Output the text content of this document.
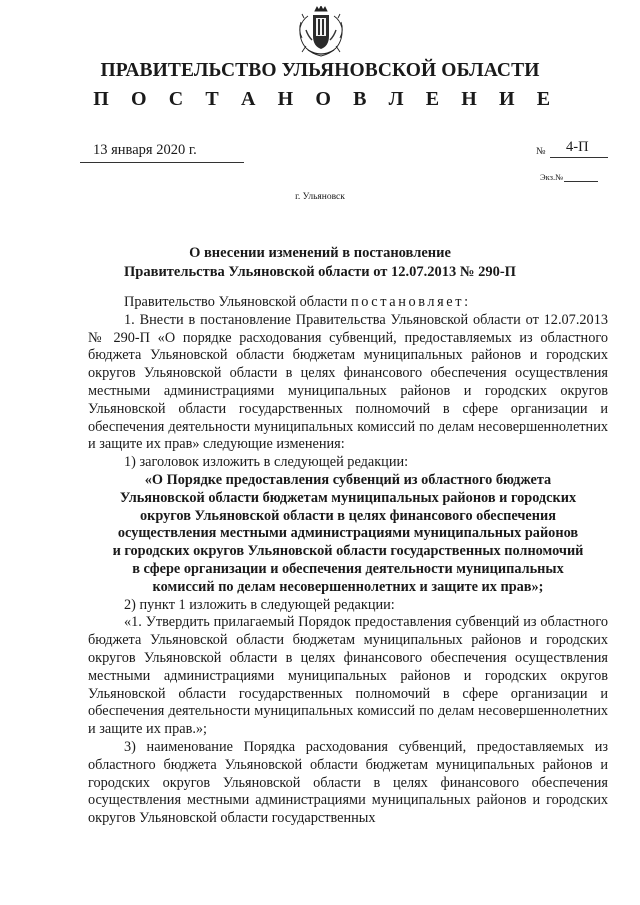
ПРАВИТЕЛЬСТВО УЛЬЯНОВСКОЙ ОБЛАСТИ
П О С Т А Н О В Л Е Н И Е
13 января 2020 г.	№ 4-П
Экз.№
г. Ульяновск
О внесении изменений в постановление
Правительства Ульяновской области от 12.07.2013 № 290-П

Правительство Ульяновской области постановляет:

1. Внести в постановление Правительства Ульяновской области от 12.07.2013 № 290-П «О порядке расходования субвенций, предоставляемых из областного бюджета Ульяновской области бюджетам муниципальных районов и городских округов Ульяновской области в целях финансового обеспечения осуществления местными администрациями муниципальных районов и городских округов Ульяновской области государственных полномочий в сфере организации и обеспечения деятельности муниципальных комиссий по делам несовершеннолетних и защите их прав» следующие изменения:

1) заголовок изложить в следующей редакции:

«О Порядке предоставления субвенций из областного бюджета
Ульяновской области бюджетам муниципальных районов и городских
округов Ульяновской области в целях финансового обеспечения
осуществления местными администрациями муниципальных районов
и городских округов Ульяновской области государственных полномочий
в сфере организации и обеспечения деятельности муниципальных
комиссий по делам несовершеннолетних и защите их прав»;

2) пункт 1 изложить в следующей редакции:

«1. Утвердить прилагаемый Порядок предоставления субвенций из областного бюджета Ульяновской области бюджетам муниципальных районов и городских округов Ульяновской области в целях финансового обеспечения осуществления местными администрациями муниципальных районов и городских округов Ульяновской области государственных полномочий в сфере организации и обеспечения деятельности муниципальных комиссий по делам несовершеннолетних и защите их прав.»;

3) наименование Порядка расходования субвенций, предоставляемых из областного бюджета Ульяновской области бюджетам муниципальных районов и городских округов Ульяновской области в целях финансового обеспечения осуществления местными администрациями муниципальных районов и городских округов Ульяновской области государственных
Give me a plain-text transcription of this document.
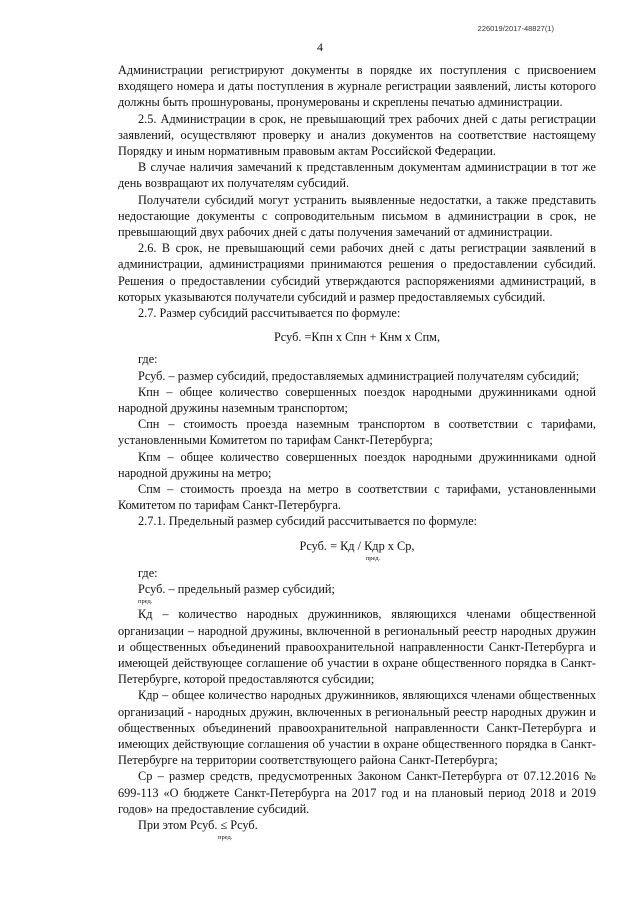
226019/2017-48827(1)
4

Администрации регистрируют документы в порядке их поступления с присвоением входящего номера и даты поступления в журнале регистрации заявлений, листы которого должны быть прошнурованы, пронумерованы и скреплены печатью администрации.

2.5. Администрации в срок, не превышающий трех рабочих дней с даты регистрации заявлений, осуществляют проверку и анализ документов на соответствие настоящему Порядку и иным нормативным правовым актам Российской Федерации.

В случае наличия замечаний к представленным документам администрации в тот же день возвращают их получателям субсидий.

Получатели субсидий могут устранить выявленные недостатки, а также представить недостающие документы с сопроводительным письмом в администрации в срок, не превышающий двух рабочих дней с даты получения замечаний от администрации.

2.6. В срок, не превышающий семи рабочих дней с даты регистрации заявлений в администрации, администрациями принимаются решения о предоставлении субсидий. Решения о предоставлении субсидий утверждаются распоряжениями администраций, в которых указываются получатели субсидий и размер предоставляемых субсидий.

2.7. Размер субсидий рассчитывается по формуле:

Рсуб. =Кпн х Спн + Кнм х Спм,

где:

Рсуб. – размер субсидий, предоставляемых администрацией получателям субсидий;

Кпн – общее количество совершенных поездок народными дружинниками одной народной дружины наземным транспортом;

Спн – стоимость проезда наземным транспортом в соответствии с тарифами, установленными Комитетом по тарифам Санкт-Петербурга;

Кпм – общее количество совершенных поездок народными дружинниками одной народной дружины на метро;

Спм – стоимость проезда на метро в соответствии с тарифами, установленными Комитетом по тарифам Санкт-Петербурга.

2.7.1. Предельный размер субсидий рассчитывается по формуле:

Рсуб. = Кд / Кдр х Ср,

пред.

где:

Рсуб. – предельный размер субсидий;

пред.

Кд – количество народных дружинников, являющихся членами общественной организации – народной дружины, включенной в региональный реестр народных дружин и общественных объединений правоохранительной направленности Санкт-Петербурга и имеющей действующее соглашение об участии в охране общественного порядка в Санкт-Петербурге, которой предоставляются субсидии;

Кдр – общее количество народных дружинников, являющихся членами общественных организаций - народных дружин, включенных в региональный реестр народных дружин и общественных объединений правоохранительной направленности Санкт-Петербурга и имеющих действующие соглашения об участии в охране общественного порядка в Санкт-Петербурге на территории соответствующего района Санкт-Петербурга;

Ср – размер средств, предусмотренных Законом Санкт-Петербурга от 07.12.2016 № 699-113 «О бюджете Санкт-Петербурга на 2017 год и на плановый период 2018 и 2019 годов» на предоставление субсидий.

При этом Рсуб. ≤ Рсуб.

пред.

▶ [GIVEN EXERCISE]: The records above need to be restated word for word, with the pictures left out.

▶ [EXERCISE SOLUTION]:
Output the text content of this document.
ПРАВИТЕЛЬСТВО УЛЬЯНОВСКОЙ ОБЛАСТИ
П О С Т А Н О В Л Е Н И Е
13 января 2020 г.	№ 4-П
Экз.№
г. Ульяновск
О внесении изменений в постановление
Правительства Ульяновской области от 12.07.2013 № 290-П

Правительство Ульяновской области постановляет:

1. Внести в постановление Правительства Ульяновской области от 12.07.2013 № 290-П «О порядке расходования субвенций, предоставляемых из областного бюджета Ульяновской области бюджетам муниципальных районов и городских округов Ульяновской области в целях финансового обеспечения осуществления местными администрациями муниципальных районов и городских округов Ульяновской области государственных полномочий в сфере организации и обеспечения деятельности муниципальных комиссий по делам несовершеннолетних и защите их прав» следующие изменения:

1) заголовок изложить в следующей редакции:

«О Порядке предоставления субвенций из областного бюджета
Ульяновской области бюджетам муниципальных районов и городских
округов Ульяновской области в целях финансового обеспечения
осуществления местными администрациями муниципальных районов
и городских округов Ульяновской области государственных полномочий
в сфере организации и обеспечения деятельности муниципальных
комиссий по делам несовершеннолетних и защите их прав»;

2) пункт 1 изложить в следующей редакции:

«1. Утвердить прилагаемый Порядок предоставления субвенций из областного бюджета Ульяновской области бюджетам муниципальных районов и городских округов Ульяновской области в целях финансового обеспечения осуществления местными администрациями муниципальных районов и городских округов Ульяновской области государственных полномочий в сфере организации и обеспечения деятельности муниципальных комиссий по делам несовершеннолетних и защите их прав.»;

3) наименование Порядка расходования субвенций, предоставляемых из областного бюджета Ульяновской области бюджетам муниципальных районов и городских округов Ульяновской области в целях финансового обеспечения осуществления местными администрациями муниципальных районов и городских округов Ульяновской области государственных
Give me a plain-text transcription of this document.
226019/2017-48827(1)
4

Администрации регистрируют документы в порядке их поступления с присвоением входящего номера и даты поступления в журнале регистрации заявлений, листы которого должны быть прошнурованы, пронумерованы и скреплены печатью администрации.

2.5. Администрации в срок, не превышающий трех рабочих дней с даты регистрации заявлений, осуществляют проверку и анализ документов на соответствие настоящему Порядку и иным нормативным правовым актам Российской Федерации.

В случае наличия замечаний к представленным документам администрации в тот же день возвращают их получателям субсидий.

Получатели субсидий могут устранить выявленные недостатки, а также представить недостающие документы с сопроводительным письмом в администрации в срок, не превышающий двух рабочих дней с даты получения замечаний от администрации.

2.6. В срок, не превышающий семи рабочих дней с даты регистрации заявлений в администрации, администрациями принимаются решения о предоставлении субсидий. Решения о предоставлении субсидий утверждаются распоряжениями администраций, в которых указываются получатели субсидий и размер предоставляемых субсидий.

2.7. Размер субсидий рассчитывается по формуле:

Рсуб. =Кпн х Спн + Кнм х Спм,

где:

Рсуб. – размер субсидий, предоставляемых администрацией получателям субсидий;

Кпн – общее количество совершенных поездок народными дружинниками одной народной дружины наземным транспортом;

Спн – стоимость проезда наземным транспортом в соответствии с тарифами, установленными Комитетом по тарифам Санкт-Петербурга;

Кпм – общее количество совершенных поездок народными дружинниками одной народной дружины на метро;

Спм – стоимость проезда на метро в соответствии с тарифами, установленными Комитетом по тарифам Санкт-Петербурга.

2.7.1. Предельный размер субсидий рассчитывается по формуле:

Рсуб. = Кд / Кдр х Ср,

пред.

где:

Рсуб. – предельный размер субсидий;

пред.

Кд – количество народных дружинников, являющихся членами общественной организации – народной дружины, включенной в региональный реестр народных дружин и общественных объединений правоохранительной направленности Санкт-Петербурга и имеющей действующее соглашение об участии в охране общественного порядка в Санкт-Петербурге, которой предоставляются субсидии;

Кдр – общее количество народных дружинников, являющихся членами общественных организаций - народных дружин, включенных в региональный реестр народных дружин и общественных объединений правоохранительной направленности Санкт-Петербурга и имеющих действующие соглашения об участии в охране общественного порядка в Санкт-Петербурге на территории соответствующего района Санкт-Петербурга;

Ср – размер средств, предусмотренных Законом Санкт-Петербурга от 07.12.2016 № 699-113 «О бюджете Санкт-Петербурга на 2017 год и на плановый период 2018 и 2019 годов» на предоставление субсидий.

При этом Рсуб. ≤ Рсуб.

пред.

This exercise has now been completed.